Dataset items
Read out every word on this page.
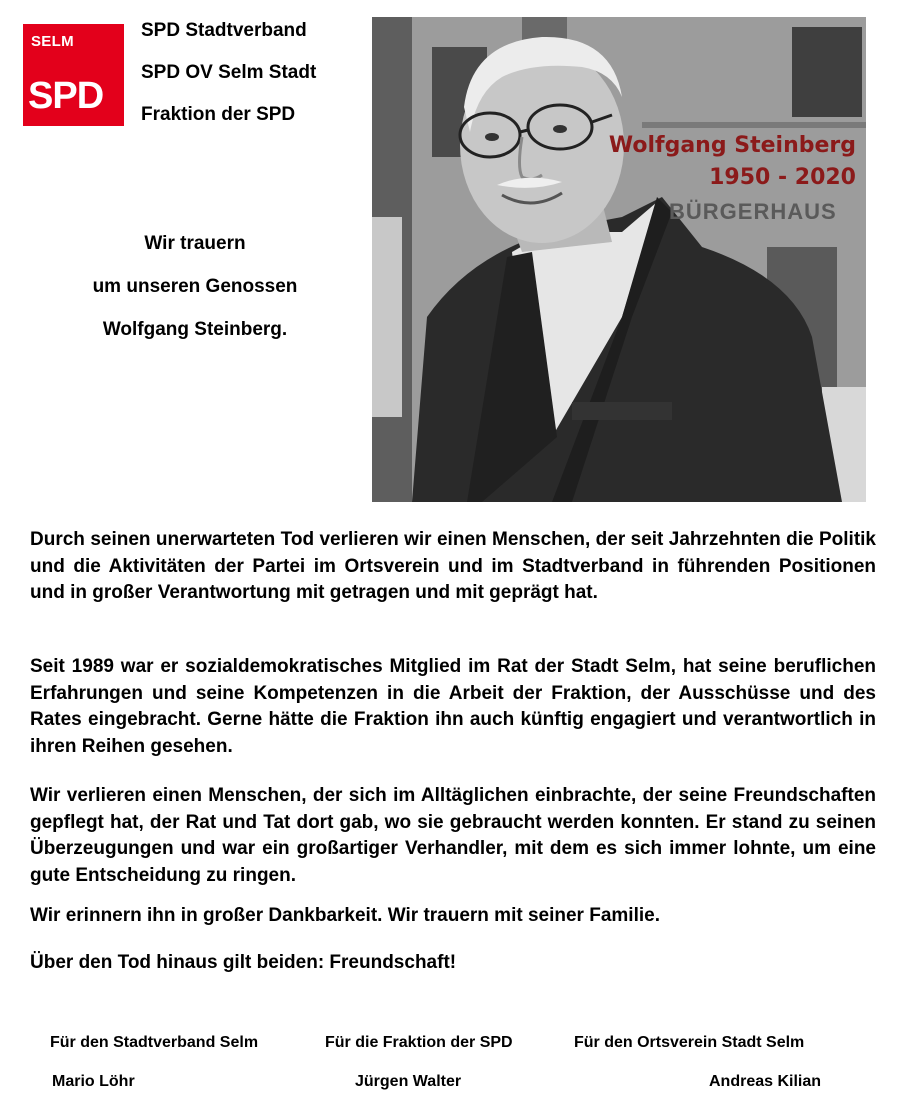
SELM
SPD
SPD Stadtverband
SPD OV Selm Stadt
Fraktion der SPD
Wir trauern
um unseren Genossen
Wolfgang Steinberg.
BÜRGERHAUS
Wolfgang Steinberg
1950 - 2020
Durch seinen unerwarteten Tod verlieren wir einen Menschen, der seit Jahrzehnten die Politik und die Aktivitäten der Partei im Ortsverein und im Stadtverband in führenden Positionen und in großer Verantwortung mit getragen und mit geprägt hat.
Seit 1989 war er sozialdemokratisches Mitglied im Rat der Stadt Selm, hat seine beruflichen Erfahrungen und seine Kompetenzen in die Arbeit der Fraktion, der Ausschüsse und des Rates eingebracht. Gerne hätte die Fraktion ihn auch künftig engagiert und verantwortlich in ihren Reihen gesehen.
Wir verlieren einen Menschen, der sich im Alltäglichen einbrachte, der seine Freundschaften gepflegt hat, der Rat und Tat dort gab, wo sie gebraucht werden konnten. Er stand zu seinen Überzeugungen und war ein großartiger Verhandler, mit dem es sich immer lohnte, um eine gute Entscheidung zu ringen.
Wir erinnern ihn in großer Dankbarkeit. Wir trauern mit seiner Familie.
Über den Tod hinaus gilt beiden: Freundschaft!
Für den Stadtverband Selm	Für die Fraktion der SPD	Für den Ortsverein Stadt Selm
Mario Löhr	Jürgen Walter	Andreas Kilian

Work to be completed: Retype each record exactly as it stands, but do not include the pictures.

Written answer:
Read out every word on this page.
SELM
SPD
SPD Stadtverband
SPD OV Selm Stadt
Fraktion der SPD
Wir trauern
um unseren Genossen
Wolfgang Steinberg.
BÜRGERHAUS
Wolfgang Steinberg
1950 - 2020
Durch seinen unerwarteten Tod verlieren wir einen Menschen, der seit Jahrzehnten die Politik und die Aktivitäten der Partei im Ortsverein und im Stadtverband in führenden Positionen und in großer Verantwortung mit getragen und mit geprägt hat.
Seit 1989 war er sozialdemokratisches Mitglied im Rat der Stadt Selm, hat seine beruflichen Erfahrungen und seine Kompetenzen in die Arbeit der Fraktion, der Ausschüsse und des Rates eingebracht. Gerne hätte die Fraktion ihn auch künftig engagiert und verantwortlich in ihren Reihen gesehen.
Wir verlieren einen Menschen, der sich im Alltäglichen einbrachte, der seine Freundschaften gepflegt hat, der Rat und Tat dort gab, wo sie gebraucht werden konnten. Er stand zu seinen Überzeugungen und war ein großartiger Verhandler, mit dem es sich immer lohnte, um eine gute Entscheidung zu ringen.
Wir erinnern ihn in großer Dankbarkeit. Wir trauern mit seiner Familie.
Über den Tod hinaus gilt beiden: Freundschaft!
Für den Stadtverband Selm	Für die Fraktion der SPD	Für den Ortsverein Stadt Selm
Mario Löhr	Jürgen Walter	Andreas Kilian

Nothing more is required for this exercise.